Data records
-.-.-

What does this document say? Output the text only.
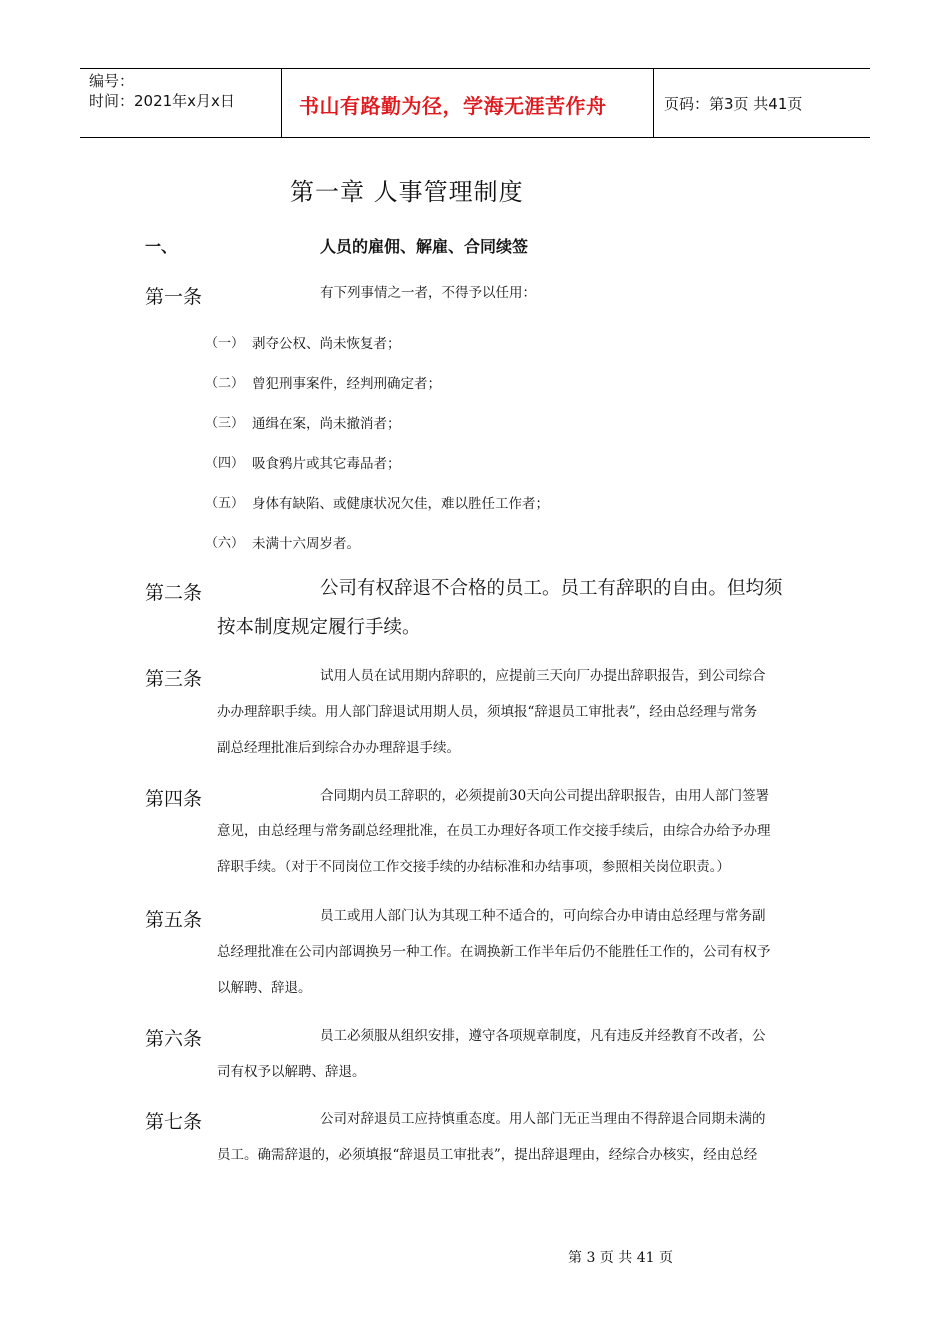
编号：
时间：2021年x月x日	书山有路勤为径，学海无涯苦作舟	页码：第3页 共41页
第一章 人事管理制度
一、	人员的雇佣、解雇、合同续签
第一条	有下列事情之一者，不得予以任用：
（一） 剥夺公权、尚未恢复者；
（二） 曾犯刑事案件，经判刑确定者；
（三） 通缉在案，尚未撤消者；
（四） 吸食鸦片或其它毒品者；
（五） 身体有缺陷、或健康状况欠佳，难以胜任工作者；
（六） 未满十六周岁者。
第二条	公司有权辞退不合格的员工。员工有辞职的自由。但均须
按本制度规定履行手续。
第三条	试用人员在试用期内辞职的，应提前三天向厂办提出辞职报告，到公司综合
办办理辞职手续。用人部门辞退试用期人员，须填报“辞退员工审批表”，经由总经理与常务
副总经理批准后到综合办办理辞退手续。
第四条	合同期内员工辞职的，必须提前30天向公司提出辞职报告，由用人部门签署
意见，由总经理与常务副总经理批准，在员工办理好各项工作交接手续后，由综合办给予办理
辞职手续。（对于不同岗位工作交接手续的办结标准和办结事项，参照相关岗位职责。）
第五条	员工或用人部门认为其现工种不适合的，可向综合办申请由总经理与常务副
总经理批准在公司内部调换另一种工作。在调换新工作半年后仍不能胜任工作的，公司有权予
以解聘、辞退。
第六条	员工必须服从组织安排，遵守各项规章制度，凡有违反并经教育不改者，公
司有权予以解聘、辞退。
第七条	公司对辞退员工应持慎重态度。用人部门无正当理由不得辞退合同期未满的
员工。确需辞退的，必须填报“辞退员工审批表”，提出辞退理由，经综合办核实，经由总经
第 3 页 共 41 页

-.-.-

AIM
Work out how many lines in the records above contain the word "辞退员工审批表", and reply with that number alone.

ANSWER TO THE PROBLEM
2